_What is being asked:_ Reproduce the data exactly and drop any pictures it holds.

[Data entries]
- - -

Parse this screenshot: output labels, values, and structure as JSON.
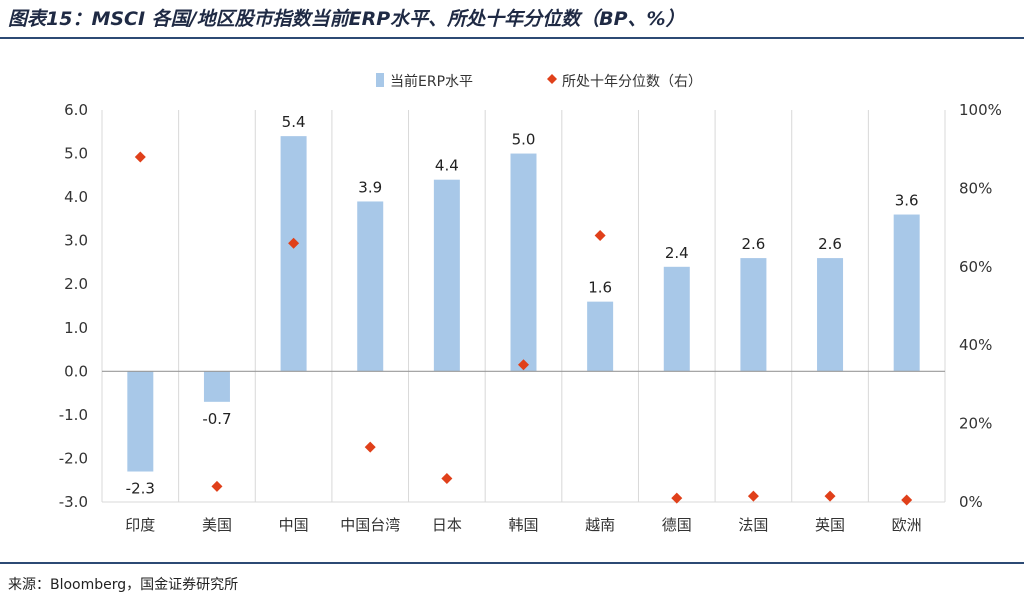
{
  "header": {
    "title": "图表15：MSCI 各国/地区股市指数当前ERP水平、所处十年分位数（BP、%）"
  },
  "footer": {
    "source": "来源：Bloomberg，国金证券研究所"
  },
  "colors": {
    "bar": "#a8c8e8",
    "marker": "#e0401a",
    "grid": "#d8d8d8",
    "zero": "#999999",
    "rule": "#2c4a74"
  },
  "chart_data": {
    "type": "bar",
    "categories": [
      "印度",
      "美国",
      "中国",
      "中国台湾",
      "日本",
      "韩国",
      "越南",
      "德国",
      "法国",
      "英国",
      "欧洲"
    ],
    "series": [
      {
        "name": "当前ERP水平",
        "type": "bar",
        "axis": "left",
        "values": [
          -2.3,
          -0.7,
          5.4,
          3.9,
          4.4,
          5.0,
          1.6,
          2.4,
          2.6,
          2.6,
          3.6
        ],
        "labels": [
          "-2.3",
          "-0.7",
          "5.4",
          "3.9",
          "4.4",
          "5.0",
          "1.6",
          "2.4",
          "2.6",
          "2.6",
          "3.6"
        ]
      },
      {
        "name": "所处十年分位数（右）",
        "type": "scatter",
        "marker": "diamond",
        "axis": "right",
        "values": [
          88,
          4,
          66,
          14,
          6,
          35,
          68,
          1,
          1.5,
          1.5,
          0.5
        ]
      }
    ],
    "ylim": [
      -3,
      6
    ],
    "yticks": [
      "6.0",
      "5.0",
      "4.0",
      "3.0",
      "2.0",
      "1.0",
      "0.0",
      "-1.0",
      "-2.0",
      "-3.0"
    ],
    "ytick_values": [
      6,
      5,
      4,
      3,
      2,
      1,
      0,
      -1,
      -2,
      -3
    ],
    "y2lim": [
      0,
      100
    ],
    "y2ticks": [
      "100%",
      "80%",
      "60%",
      "40%",
      "20%",
      "0%"
    ],
    "y2tick_values": [
      100,
      80,
      60,
      40,
      20,
      0
    ],
    "legend_position": "top-center",
    "grid": "vertical-separators"
  }
}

- - -

_Written response:_
Parse this screenshot: output labels, values, and structure as JSON.
{
  "header": {
    "title": "图表15：MSCI 各国/地区股市指数当前ERP水平、所处十年分位数（BP、%）"
  },
  "footer": {
    "source": "来源：Bloomberg，国金证券研究所"
  },
  "colors": {
    "bar": "#a8c8e8",
    "marker": "#e0401a",
    "grid": "#d8d8d8",
    "zero": "#999999",
    "rule": "#2c4a74"
  },
  "chart_data": {
    "type": "bar",
    "categories": [
      "印度",
      "美国",
      "中国",
      "中国台湾",
      "日本",
      "韩国",
      "越南",
      "德国",
      "法国",
      "英国",
      "欧洲"
    ],
    "series": [
      {
        "name": "当前ERP水平",
        "type": "bar",
        "axis": "left",
        "values": [
          -2.3,
          -0.7,
          5.4,
          3.9,
          4.4,
          5.0,
          1.6,
          2.4,
          2.6,
          2.6,
          3.6
        ],
        "labels": [
          "-2.3",
          "-0.7",
          "5.4",
          "3.9",
          "4.4",
          "5.0",
          "1.6",
          "2.4",
          "2.6",
          "2.6",
          "3.6"
        ]
      },
      {
        "name": "所处十年分位数（右）",
        "type": "scatter",
        "marker": "diamond",
        "axis": "right",
        "values": [
          88,
          4,
          66,
          14,
          6,
          35,
          68,
          1,
          1.5,
          1.5,
          0.5
        ]
      }
    ],
    "ylim": [
      -3,
      6
    ],
    "yticks": [
      "6.0",
      "5.0",
      "4.0",
      "3.0",
      "2.0",
      "1.0",
      "0.0",
      "-1.0",
      "-2.0",
      "-3.0"
    ],
    "ytick_values": [
      6,
      5,
      4,
      3,
      2,
      1,
      0,
      -1,
      -2,
      -3
    ],
    "y2lim": [
      0,
      100
    ],
    "y2ticks": [
      "100%",
      "80%",
      "60%",
      "40%",
      "20%",
      "0%"
    ],
    "y2tick_values": [
      100,
      80,
      60,
      40,
      20,
      0
    ],
    "legend_position": "top-center",
    "grid": "vertical-separators"
  }
}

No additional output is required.